Stored data
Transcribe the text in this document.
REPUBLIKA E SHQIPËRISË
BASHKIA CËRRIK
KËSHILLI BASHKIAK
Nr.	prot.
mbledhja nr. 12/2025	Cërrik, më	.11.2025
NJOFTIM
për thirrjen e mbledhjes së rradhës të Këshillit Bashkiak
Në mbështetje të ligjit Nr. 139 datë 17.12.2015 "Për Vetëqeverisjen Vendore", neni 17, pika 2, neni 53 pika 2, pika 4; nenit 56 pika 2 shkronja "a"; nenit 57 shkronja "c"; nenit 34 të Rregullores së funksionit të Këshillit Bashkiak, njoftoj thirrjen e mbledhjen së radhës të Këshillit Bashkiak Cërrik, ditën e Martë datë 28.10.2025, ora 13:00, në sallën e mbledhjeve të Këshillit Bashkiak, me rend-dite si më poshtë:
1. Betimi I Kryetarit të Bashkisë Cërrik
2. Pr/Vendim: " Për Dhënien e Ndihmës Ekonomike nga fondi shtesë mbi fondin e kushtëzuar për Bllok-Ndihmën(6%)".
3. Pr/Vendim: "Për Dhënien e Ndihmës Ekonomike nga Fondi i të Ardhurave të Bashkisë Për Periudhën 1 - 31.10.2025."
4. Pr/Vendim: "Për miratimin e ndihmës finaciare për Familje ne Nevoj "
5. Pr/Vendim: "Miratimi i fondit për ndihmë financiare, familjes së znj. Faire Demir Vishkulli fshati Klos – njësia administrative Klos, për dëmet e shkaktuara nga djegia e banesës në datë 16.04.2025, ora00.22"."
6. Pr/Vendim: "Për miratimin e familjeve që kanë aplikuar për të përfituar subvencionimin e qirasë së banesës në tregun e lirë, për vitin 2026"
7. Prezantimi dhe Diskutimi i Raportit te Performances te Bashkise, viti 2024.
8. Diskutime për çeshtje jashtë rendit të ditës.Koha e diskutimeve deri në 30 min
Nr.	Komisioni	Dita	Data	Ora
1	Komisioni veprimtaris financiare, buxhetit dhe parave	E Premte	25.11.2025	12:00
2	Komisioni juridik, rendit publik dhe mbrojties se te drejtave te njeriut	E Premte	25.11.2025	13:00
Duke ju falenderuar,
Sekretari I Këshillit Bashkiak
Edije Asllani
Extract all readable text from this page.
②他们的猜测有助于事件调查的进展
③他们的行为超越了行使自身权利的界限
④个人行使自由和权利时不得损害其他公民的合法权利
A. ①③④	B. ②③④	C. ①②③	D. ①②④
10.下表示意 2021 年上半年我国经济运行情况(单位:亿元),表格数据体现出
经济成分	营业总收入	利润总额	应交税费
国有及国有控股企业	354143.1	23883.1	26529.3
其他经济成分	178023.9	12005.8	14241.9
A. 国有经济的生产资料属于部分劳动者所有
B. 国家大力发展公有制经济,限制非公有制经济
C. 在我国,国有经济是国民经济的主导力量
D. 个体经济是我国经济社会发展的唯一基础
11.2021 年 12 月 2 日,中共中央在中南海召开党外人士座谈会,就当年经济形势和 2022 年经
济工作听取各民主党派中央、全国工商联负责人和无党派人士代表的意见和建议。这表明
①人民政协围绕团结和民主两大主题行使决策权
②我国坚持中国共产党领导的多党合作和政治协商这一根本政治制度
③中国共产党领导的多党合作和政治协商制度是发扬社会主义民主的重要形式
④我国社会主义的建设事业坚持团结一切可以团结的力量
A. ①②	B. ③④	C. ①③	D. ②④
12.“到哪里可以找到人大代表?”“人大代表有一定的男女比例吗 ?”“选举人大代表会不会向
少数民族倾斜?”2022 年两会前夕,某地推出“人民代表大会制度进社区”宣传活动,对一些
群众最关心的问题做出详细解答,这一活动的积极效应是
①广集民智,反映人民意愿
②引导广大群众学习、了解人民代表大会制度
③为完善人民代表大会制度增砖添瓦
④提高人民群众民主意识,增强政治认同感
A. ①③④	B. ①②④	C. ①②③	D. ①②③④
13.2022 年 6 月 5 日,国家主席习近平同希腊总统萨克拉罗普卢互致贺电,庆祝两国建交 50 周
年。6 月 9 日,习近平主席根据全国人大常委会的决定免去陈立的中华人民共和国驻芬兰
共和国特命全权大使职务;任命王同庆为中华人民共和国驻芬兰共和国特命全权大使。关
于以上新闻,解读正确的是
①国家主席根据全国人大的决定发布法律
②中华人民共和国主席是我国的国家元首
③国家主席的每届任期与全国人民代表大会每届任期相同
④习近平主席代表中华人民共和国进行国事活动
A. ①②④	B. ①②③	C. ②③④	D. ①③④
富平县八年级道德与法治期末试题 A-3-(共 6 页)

## Work instructions
Repeat the data precisely, line by line.

## Expected answer
Transcribe the text in this document.
REPUBLIKA E SHQIPËRISË
BASHKIA CËRRIK
KËSHILLI BASHKIAK
Nr.	prot.
mbledhja nr. 12/2025	Cërrik, më	.11.2025
NJOFTIM
për thirrjen e mbledhjes së rradhës të Këshillit Bashkiak
Në mbështetje të ligjit Nr. 139 datë 17.12.2015 "Për Vetëqeverisjen Vendore", neni 17, pika 2, neni 53 pika 2, pika 4; nenit 56 pika 2 shkronja "a"; nenit 57 shkronja "c"; nenit 34 të Rregullores së funksionit të Këshillit Bashkiak, njoftoj thirrjen e mbledhjen së radhës të Këshillit Bashkiak Cërrik, ditën e Martë datë 28.10.2025, ora 13:00, në sallën e mbledhjeve të Këshillit Bashkiak, me rend-dite si më poshtë:
1. Betimi I Kryetarit të Bashkisë Cërrik
2. Pr/Vendim: " Për Dhënien e Ndihmës Ekonomike nga fondi shtesë mbi fondin e kushtëzuar për Bllok-Ndihmën(6%)".
3. Pr/Vendim: "Për Dhënien e Ndihmës Ekonomike nga Fondi i të Ardhurave të Bashkisë Për Periudhën 1 - 31.10.2025."
4. Pr/Vendim: "Për miratimin e ndihmës finaciare për Familje ne Nevoj "
5. Pr/Vendim: "Miratimi i fondit për ndihmë financiare, familjes së znj. Faire Demir Vishkulli fshati Klos – njësia administrative Klos, për dëmet e shkaktuara nga djegia e banesës në datë 16.04.2025, ora00.22"."
6. Pr/Vendim: "Për miratimin e familjeve që kanë aplikuar për të përfituar subvencionimin e qirasë së banesës në tregun e lirë, për vitin 2026"
7. Prezantimi dhe Diskutimi i Raportit te Performances te Bashkise, viti 2024.
8. Diskutime për çeshtje jashtë rendit të ditës.Koha e diskutimeve deri në 30 min
Nr.	Komisioni	Dita	Data	Ora
1	Komisioni veprimtaris financiare, buxhetit dhe parave	E Premte	25.11.2025	12:00
2	Komisioni juridik, rendit publik dhe mbrojties se te drejtave te njeriut	E Premte	25.11.2025	13:00
Duke ju falenderuar,
Sekretari I Këshillit Bashkiak
Edije Asllani
Extract all readable text from this page.
②他们的猜测有助于事件调查的进展
③他们的行为超越了行使自身权利的界限
④个人行使自由和权利时不得损害其他公民的合法权利
A. ①③④	B. ②③④	C. ①②③	D. ①②④
10.下表示意 2021 年上半年我国经济运行情况(单位:亿元),表格数据体现出
经济成分	营业总收入	利润总额	应交税费
国有及国有控股企业	354143.1	23883.1	26529.3
其他经济成分	178023.9	12005.8	14241.9
A. 国有经济的生产资料属于部分劳动者所有
B. 国家大力发展公有制经济,限制非公有制经济
C. 在我国,国有经济是国民经济的主导力量
D. 个体经济是我国经济社会发展的唯一基础
11.2021 年 12 月 2 日,中共中央在中南海召开党外人士座谈会,就当年经济形势和 2022 年经
济工作听取各民主党派中央、全国工商联负责人和无党派人士代表的意见和建议。这表明
①人民政协围绕团结和民主两大主题行使决策权
②我国坚持中国共产党领导的多党合作和政治协商这一根本政治制度
③中国共产党领导的多党合作和政治协商制度是发扬社会主义民主的重要形式
④我国社会主义的建设事业坚持团结一切可以团结的力量
A. ①②	B. ③④	C. ①③	D. ②④
12.“到哪里可以找到人大代表?”“人大代表有一定的男女比例吗 ?”“选举人大代表会不会向
少数民族倾斜?”2022 年两会前夕,某地推出“人民代表大会制度进社区”宣传活动,对一些
群众最关心的问题做出详细解答,这一活动的积极效应是
①广集民智,反映人民意愿
②引导广大群众学习、了解人民代表大会制度
③为完善人民代表大会制度增砖添瓦
④提高人民群众民主意识,增强政治认同感
A. ①③④	B. ①②④	C. ①②③	D. ①②③④
13.2022 年 6 月 5 日,国家主席习近平同希腊总统萨克拉罗普卢互致贺电,庆祝两国建交 50 周
年。6 月 9 日,习近平主席根据全国人大常委会的决定免去陈立的中华人民共和国驻芬兰
共和国特命全权大使职务;任命王同庆为中华人民共和国驻芬兰共和国特命全权大使。关
于以上新闻,解读正确的是
①国家主席根据全国人大的决定发布法律
②中华人民共和国主席是我国的国家元首
③国家主席的每届任期与全国人民代表大会每届任期相同
④习近平主席代表中华人民共和国进行国事活动
A. ①②④	B. ①②③	C. ②③④	D. ①③④
富平县八年级道德与法治期末试题 A-3-(共 6 页)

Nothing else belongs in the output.